* _Extracted records_:
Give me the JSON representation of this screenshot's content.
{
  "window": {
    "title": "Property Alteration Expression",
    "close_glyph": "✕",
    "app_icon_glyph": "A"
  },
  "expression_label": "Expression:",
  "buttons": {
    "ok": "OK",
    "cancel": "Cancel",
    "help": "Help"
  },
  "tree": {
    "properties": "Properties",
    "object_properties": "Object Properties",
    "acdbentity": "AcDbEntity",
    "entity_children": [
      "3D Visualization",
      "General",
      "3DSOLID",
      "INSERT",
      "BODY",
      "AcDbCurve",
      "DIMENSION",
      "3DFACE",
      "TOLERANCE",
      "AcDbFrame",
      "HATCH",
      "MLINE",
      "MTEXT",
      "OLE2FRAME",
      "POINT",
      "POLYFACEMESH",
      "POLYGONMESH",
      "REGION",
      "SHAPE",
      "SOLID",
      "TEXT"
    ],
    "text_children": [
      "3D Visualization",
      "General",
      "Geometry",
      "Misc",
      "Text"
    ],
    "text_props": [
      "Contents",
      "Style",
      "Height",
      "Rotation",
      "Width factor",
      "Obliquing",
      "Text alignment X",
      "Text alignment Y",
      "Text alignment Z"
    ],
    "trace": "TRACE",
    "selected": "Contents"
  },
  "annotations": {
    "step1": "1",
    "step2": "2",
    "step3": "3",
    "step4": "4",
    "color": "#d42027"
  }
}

* _What you will do_: Set down every line of the listing above again, exactly as given.

* _Complete output_:
Give me the JSON representation of this screenshot's content.
{
  "window": {
    "title": "Property Alteration Expression",
    "close_glyph": "✕",
    "app_icon_glyph": "A"
  },
  "expression_label": "Expression:",
  "buttons": {
    "ok": "OK",
    "cancel": "Cancel",
    "help": "Help"
  },
  "tree": {
    "properties": "Properties",
    "object_properties": "Object Properties",
    "acdbentity": "AcDbEntity",
    "entity_children": [
      "3D Visualization",
      "General",
      "3DSOLID",
      "INSERT",
      "BODY",
      "AcDbCurve",
      "DIMENSION",
      "3DFACE",
      "TOLERANCE",
      "AcDbFrame",
      "HATCH",
      "MLINE",
      "MTEXT",
      "OLE2FRAME",
      "POINT",
      "POLYFACEMESH",
      "POLYGONMESH",
      "REGION",
      "SHAPE",
      "SOLID",
      "TEXT"
    ],
    "text_children": [
      "3D Visualization",
      "General",
      "Geometry",
      "Misc",
      "Text"
    ],
    "text_props": [
      "Contents",
      "Style",
      "Height",
      "Rotation",
      "Width factor",
      "Obliquing",
      "Text alignment X",
      "Text alignment Y",
      "Text alignment Z"
    ],
    "trace": "TRACE",
    "selected": "Contents"
  },
  "annotations": {
    "step1": "1",
    "step2": "2",
    "step3": "3",
    "step4": "4",
    "color": "#d42027"
  }
}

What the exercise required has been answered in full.